In the copy, include every entry exactly but none of the images.

====

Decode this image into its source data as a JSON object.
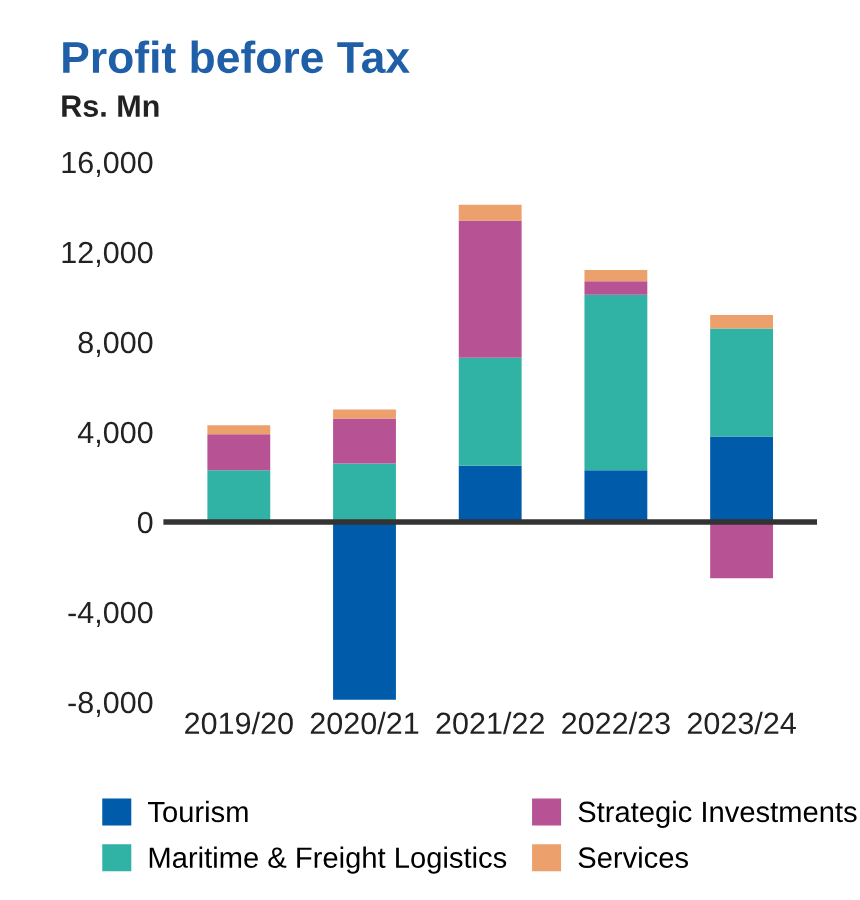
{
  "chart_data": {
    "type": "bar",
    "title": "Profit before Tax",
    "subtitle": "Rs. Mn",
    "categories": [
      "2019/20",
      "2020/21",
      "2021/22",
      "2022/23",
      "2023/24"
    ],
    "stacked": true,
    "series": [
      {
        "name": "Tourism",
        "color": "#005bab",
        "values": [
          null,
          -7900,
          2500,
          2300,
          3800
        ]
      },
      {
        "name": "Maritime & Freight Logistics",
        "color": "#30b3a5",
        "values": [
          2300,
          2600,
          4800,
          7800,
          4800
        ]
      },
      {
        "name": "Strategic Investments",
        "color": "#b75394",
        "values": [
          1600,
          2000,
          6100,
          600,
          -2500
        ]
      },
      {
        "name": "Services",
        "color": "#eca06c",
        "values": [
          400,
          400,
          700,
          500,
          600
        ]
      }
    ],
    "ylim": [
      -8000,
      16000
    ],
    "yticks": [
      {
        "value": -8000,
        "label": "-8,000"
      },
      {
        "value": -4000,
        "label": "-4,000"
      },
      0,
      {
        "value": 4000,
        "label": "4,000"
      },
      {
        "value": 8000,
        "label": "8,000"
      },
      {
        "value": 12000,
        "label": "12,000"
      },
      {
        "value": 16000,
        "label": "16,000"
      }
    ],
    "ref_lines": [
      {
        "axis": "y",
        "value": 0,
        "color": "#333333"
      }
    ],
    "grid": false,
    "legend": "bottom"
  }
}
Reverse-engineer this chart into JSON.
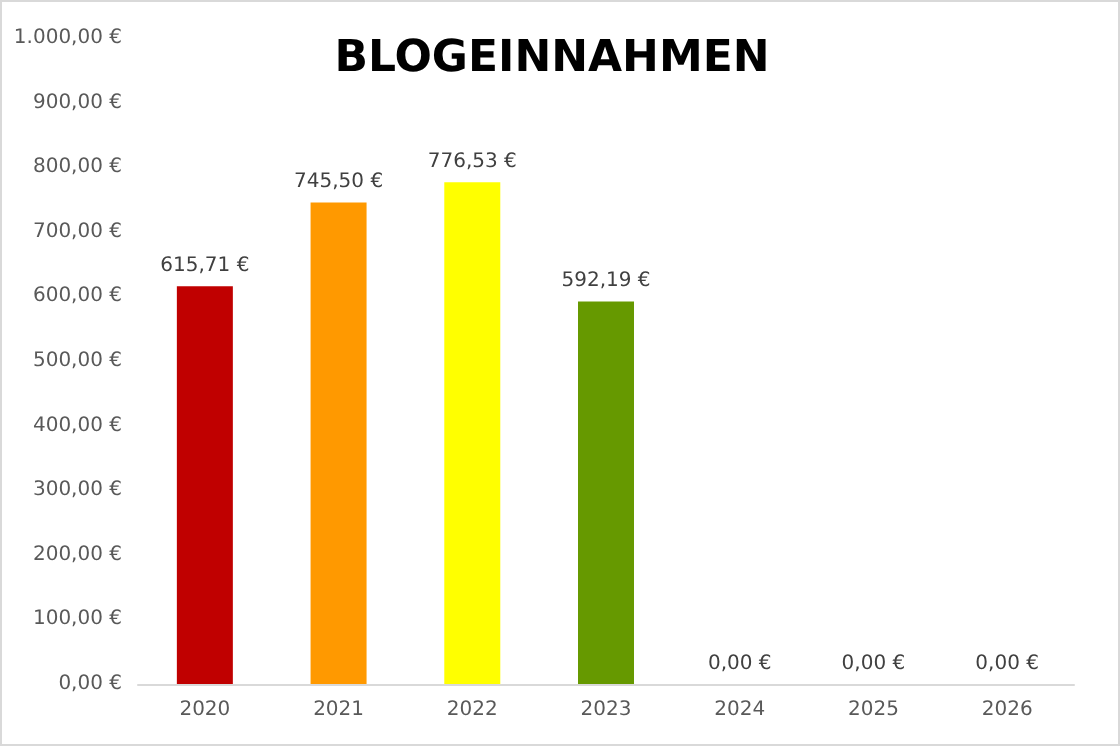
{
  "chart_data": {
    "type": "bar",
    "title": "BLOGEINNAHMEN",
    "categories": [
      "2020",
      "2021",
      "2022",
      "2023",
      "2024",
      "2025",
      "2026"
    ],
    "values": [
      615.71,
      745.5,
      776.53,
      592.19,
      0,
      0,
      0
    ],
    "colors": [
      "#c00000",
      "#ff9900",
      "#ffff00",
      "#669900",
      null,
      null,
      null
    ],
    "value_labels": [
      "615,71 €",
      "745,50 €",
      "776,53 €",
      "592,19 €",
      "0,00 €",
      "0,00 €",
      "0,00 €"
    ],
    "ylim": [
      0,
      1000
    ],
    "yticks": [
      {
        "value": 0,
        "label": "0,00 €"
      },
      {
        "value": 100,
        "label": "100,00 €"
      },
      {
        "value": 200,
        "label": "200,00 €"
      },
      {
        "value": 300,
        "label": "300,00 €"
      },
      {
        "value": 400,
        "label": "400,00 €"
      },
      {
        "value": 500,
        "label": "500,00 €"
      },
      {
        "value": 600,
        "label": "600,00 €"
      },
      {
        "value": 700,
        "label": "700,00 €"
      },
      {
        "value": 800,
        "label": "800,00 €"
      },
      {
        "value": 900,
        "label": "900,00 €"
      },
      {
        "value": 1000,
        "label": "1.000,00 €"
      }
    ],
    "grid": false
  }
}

====

▶ _WRITTEN ANSWER_
Decode this image into its source data as a JSON object.
{
  "chart_data": {
    "type": "bar",
    "title": "Profit before Tax",
    "subtitle": "Rs. Mn",
    "categories": [
      "2019/20",
      "2020/21",
      "2021/22",
      "2022/23",
      "2023/24"
    ],
    "stacked": true,
    "series": [
      {
        "name": "Tourism",
        "color": "#005bab",
        "values": [
          null,
          -7900,
          2500,
          2300,
          3800
        ]
      },
      {
        "name": "Maritime & Freight Logistics",
        "color": "#30b3a5",
        "values": [
          2300,
          2600,
          4800,
          7800,
          4800
        ]
      },
      {
        "name": "Strategic Investments",
        "color": "#b75394",
        "values": [
          1600,
          2000,
          6100,
          600,
          -2500
        ]
      },
      {
        "name": "Services",
        "color": "#eca06c",
        "values": [
          400,
          400,
          700,
          500,
          600
        ]
      }
    ],
    "ylim": [
      -8000,
      16000
    ],
    "yticks": [
      {
        "value": -8000,
        "label": "-8,000"
      },
      {
        "value": -4000,
        "label": "-4,000"
      },
      0,
      {
        "value": 4000,
        "label": "4,000"
      },
      {
        "value": 8000,
        "label": "8,000"
      },
      {
        "value": 12000,
        "label": "12,000"
      },
      {
        "value": 16000,
        "label": "16,000"
      }
    ],
    "ref_lines": [
      {
        "axis": "y",
        "value": 0,
        "color": "#333333"
      }
    ],
    "grid": false,
    "legend": "bottom"
  }
}
Reverse-engineer this chart into JSON.
{
  "chart_data": {
    "type": "bar",
    "title": "BLOGEINNAHMEN",
    "categories": [
      "2020",
      "2021",
      "2022",
      "2023",
      "2024",
      "2025",
      "2026"
    ],
    "values": [
      615.71,
      745.5,
      776.53,
      592.19,
      0,
      0,
      0
    ],
    "colors": [
      "#c00000",
      "#ff9900",
      "#ffff00",
      "#669900",
      null,
      null,
      null
    ],
    "value_labels": [
      "615,71 €",
      "745,50 €",
      "776,53 €",
      "592,19 €",
      "0,00 €",
      "0,00 €",
      "0,00 €"
    ],
    "ylim": [
      0,
      1000
    ],
    "yticks": [
      {
        "value": 0,
        "label": "0,00 €"
      },
      {
        "value": 100,
        "label": "100,00 €"
      },
      {
        "value": 200,
        "label": "200,00 €"
      },
      {
        "value": 300,
        "label": "300,00 €"
      },
      {
        "value": 400,
        "label": "400,00 €"
      },
      {
        "value": 500,
        "label": "500,00 €"
      },
      {
        "value": 600,
        "label": "600,00 €"
      },
      {
        "value": 700,
        "label": "700,00 €"
      },
      {
        "value": 800,
        "label": "800,00 €"
      },
      {
        "value": 900,
        "label": "900,00 €"
      },
      {
        "value": 1000,
        "label": "1.000,00 €"
      }
    ],
    "grid": false
  }
}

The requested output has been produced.